start
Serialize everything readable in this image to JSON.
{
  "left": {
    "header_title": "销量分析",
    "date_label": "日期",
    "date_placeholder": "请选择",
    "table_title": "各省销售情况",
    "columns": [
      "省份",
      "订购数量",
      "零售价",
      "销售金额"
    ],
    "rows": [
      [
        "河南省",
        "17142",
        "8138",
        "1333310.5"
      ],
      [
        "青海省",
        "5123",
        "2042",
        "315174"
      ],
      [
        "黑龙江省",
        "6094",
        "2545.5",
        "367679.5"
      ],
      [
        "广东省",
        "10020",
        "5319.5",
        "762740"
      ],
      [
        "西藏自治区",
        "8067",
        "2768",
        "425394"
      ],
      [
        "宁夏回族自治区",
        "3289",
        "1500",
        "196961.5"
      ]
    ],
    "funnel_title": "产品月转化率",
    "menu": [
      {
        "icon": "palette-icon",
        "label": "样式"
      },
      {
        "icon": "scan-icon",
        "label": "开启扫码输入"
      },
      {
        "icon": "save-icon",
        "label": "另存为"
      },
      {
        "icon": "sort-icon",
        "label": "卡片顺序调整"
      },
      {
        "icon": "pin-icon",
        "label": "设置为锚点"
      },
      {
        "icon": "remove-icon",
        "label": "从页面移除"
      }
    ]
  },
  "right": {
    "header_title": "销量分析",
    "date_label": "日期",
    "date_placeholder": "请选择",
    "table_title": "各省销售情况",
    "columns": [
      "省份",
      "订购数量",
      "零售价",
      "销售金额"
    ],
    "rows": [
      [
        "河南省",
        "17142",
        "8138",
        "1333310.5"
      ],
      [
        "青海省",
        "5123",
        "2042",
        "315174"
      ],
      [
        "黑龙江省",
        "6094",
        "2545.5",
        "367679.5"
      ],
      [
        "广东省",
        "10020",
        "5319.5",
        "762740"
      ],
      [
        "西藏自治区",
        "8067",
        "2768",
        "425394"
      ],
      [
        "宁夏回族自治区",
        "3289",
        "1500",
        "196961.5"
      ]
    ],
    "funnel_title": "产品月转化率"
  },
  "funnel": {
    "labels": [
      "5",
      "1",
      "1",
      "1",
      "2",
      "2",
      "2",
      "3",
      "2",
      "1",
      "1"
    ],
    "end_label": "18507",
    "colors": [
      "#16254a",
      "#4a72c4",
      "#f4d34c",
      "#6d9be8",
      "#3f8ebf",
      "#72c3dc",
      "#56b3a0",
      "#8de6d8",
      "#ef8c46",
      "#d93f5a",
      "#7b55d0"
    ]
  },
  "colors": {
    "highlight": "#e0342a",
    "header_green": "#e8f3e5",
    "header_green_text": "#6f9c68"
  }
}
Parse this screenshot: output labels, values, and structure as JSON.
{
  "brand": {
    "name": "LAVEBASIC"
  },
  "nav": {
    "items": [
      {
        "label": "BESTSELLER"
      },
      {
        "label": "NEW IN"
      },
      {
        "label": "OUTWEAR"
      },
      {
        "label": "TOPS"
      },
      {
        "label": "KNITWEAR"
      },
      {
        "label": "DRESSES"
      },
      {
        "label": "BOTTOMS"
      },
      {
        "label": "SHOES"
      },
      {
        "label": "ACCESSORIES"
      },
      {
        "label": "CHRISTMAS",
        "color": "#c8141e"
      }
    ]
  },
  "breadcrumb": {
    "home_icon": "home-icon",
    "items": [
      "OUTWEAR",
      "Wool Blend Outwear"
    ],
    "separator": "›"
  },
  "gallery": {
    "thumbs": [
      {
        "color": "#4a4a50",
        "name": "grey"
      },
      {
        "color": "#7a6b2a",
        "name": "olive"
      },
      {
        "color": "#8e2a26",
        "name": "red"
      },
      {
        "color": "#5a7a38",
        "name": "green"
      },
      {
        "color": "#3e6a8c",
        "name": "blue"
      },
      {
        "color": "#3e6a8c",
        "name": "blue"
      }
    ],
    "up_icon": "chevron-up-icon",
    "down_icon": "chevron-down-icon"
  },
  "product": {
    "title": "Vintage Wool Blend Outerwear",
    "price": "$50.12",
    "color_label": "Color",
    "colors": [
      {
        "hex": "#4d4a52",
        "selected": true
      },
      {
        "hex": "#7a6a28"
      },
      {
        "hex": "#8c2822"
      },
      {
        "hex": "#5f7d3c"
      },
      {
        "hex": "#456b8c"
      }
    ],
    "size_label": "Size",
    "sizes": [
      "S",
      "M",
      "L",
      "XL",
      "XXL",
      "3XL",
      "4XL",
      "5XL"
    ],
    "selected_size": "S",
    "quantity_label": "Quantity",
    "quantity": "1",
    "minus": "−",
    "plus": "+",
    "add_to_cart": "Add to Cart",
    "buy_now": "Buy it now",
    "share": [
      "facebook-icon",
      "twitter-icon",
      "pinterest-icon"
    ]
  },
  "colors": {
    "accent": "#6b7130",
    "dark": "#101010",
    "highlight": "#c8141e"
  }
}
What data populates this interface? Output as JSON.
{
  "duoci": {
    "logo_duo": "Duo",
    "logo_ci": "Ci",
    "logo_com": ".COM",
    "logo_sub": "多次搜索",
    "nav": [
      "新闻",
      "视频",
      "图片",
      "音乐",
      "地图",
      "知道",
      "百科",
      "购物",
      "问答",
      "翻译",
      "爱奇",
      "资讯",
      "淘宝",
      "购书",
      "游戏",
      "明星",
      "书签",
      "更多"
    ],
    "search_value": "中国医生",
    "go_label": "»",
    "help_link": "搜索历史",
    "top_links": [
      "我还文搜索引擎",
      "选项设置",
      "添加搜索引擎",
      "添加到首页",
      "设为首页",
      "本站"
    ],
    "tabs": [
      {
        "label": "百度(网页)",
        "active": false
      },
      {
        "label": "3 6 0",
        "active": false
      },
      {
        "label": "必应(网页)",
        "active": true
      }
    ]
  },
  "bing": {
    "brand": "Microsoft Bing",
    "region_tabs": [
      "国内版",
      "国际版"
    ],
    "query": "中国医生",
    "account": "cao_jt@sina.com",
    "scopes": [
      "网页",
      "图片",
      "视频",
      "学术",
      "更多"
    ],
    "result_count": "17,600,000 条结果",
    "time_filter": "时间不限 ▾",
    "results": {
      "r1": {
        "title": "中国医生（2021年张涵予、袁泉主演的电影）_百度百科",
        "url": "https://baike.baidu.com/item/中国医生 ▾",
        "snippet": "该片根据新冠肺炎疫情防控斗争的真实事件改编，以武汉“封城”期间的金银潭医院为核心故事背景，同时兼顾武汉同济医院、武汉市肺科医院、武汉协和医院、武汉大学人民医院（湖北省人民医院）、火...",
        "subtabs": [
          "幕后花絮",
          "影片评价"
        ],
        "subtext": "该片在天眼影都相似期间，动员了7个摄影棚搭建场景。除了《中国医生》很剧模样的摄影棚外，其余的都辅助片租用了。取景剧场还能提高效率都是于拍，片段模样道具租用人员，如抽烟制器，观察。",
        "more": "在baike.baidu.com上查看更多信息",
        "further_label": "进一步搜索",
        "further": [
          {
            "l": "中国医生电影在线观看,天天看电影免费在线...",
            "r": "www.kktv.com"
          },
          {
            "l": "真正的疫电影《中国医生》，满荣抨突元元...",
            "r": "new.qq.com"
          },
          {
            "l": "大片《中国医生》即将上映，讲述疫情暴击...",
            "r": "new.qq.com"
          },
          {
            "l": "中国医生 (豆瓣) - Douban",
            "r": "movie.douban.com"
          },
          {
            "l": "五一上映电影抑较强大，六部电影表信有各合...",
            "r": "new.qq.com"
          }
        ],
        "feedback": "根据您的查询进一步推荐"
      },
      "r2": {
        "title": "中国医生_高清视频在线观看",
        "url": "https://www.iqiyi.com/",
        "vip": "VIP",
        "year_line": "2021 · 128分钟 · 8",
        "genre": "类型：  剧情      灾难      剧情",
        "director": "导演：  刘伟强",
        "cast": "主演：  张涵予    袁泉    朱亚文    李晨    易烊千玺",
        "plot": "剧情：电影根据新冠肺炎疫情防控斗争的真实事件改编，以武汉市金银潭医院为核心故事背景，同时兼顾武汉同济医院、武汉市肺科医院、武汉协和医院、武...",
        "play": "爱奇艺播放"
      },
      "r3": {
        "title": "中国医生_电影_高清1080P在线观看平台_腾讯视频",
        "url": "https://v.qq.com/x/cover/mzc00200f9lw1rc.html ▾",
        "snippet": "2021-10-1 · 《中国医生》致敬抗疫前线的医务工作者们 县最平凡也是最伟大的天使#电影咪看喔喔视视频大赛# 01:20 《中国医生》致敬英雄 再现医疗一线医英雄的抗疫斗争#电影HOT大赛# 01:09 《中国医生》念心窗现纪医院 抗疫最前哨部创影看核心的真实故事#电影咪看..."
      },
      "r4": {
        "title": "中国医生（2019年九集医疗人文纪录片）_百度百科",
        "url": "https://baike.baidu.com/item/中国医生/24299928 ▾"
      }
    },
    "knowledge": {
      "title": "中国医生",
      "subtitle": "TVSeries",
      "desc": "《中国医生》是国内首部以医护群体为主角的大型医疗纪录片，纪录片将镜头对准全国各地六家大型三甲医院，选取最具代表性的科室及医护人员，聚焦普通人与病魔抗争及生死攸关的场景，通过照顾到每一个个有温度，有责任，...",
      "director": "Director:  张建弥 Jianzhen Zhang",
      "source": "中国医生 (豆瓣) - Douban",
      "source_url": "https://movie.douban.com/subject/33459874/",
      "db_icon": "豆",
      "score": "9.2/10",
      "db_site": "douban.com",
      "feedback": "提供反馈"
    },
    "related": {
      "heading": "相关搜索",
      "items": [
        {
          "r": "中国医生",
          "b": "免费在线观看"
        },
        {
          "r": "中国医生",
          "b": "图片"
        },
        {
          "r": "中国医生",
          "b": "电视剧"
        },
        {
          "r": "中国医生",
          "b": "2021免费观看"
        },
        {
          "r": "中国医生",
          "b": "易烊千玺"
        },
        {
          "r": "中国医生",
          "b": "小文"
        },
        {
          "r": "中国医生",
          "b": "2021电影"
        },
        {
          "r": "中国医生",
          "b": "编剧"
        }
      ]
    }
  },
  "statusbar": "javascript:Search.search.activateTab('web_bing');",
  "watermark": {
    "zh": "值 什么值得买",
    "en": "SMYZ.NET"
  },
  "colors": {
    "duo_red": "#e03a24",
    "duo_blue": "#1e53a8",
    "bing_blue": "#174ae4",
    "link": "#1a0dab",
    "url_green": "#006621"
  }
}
end
__TASK TO COMPLETE__.
Look through the entries above. Extract each line with the word "director".

__RESULT OF THIS TASK__.
        "director": "导演：  刘伟强",
      "director": "Director:  张建弥 Jianzhen Zhang",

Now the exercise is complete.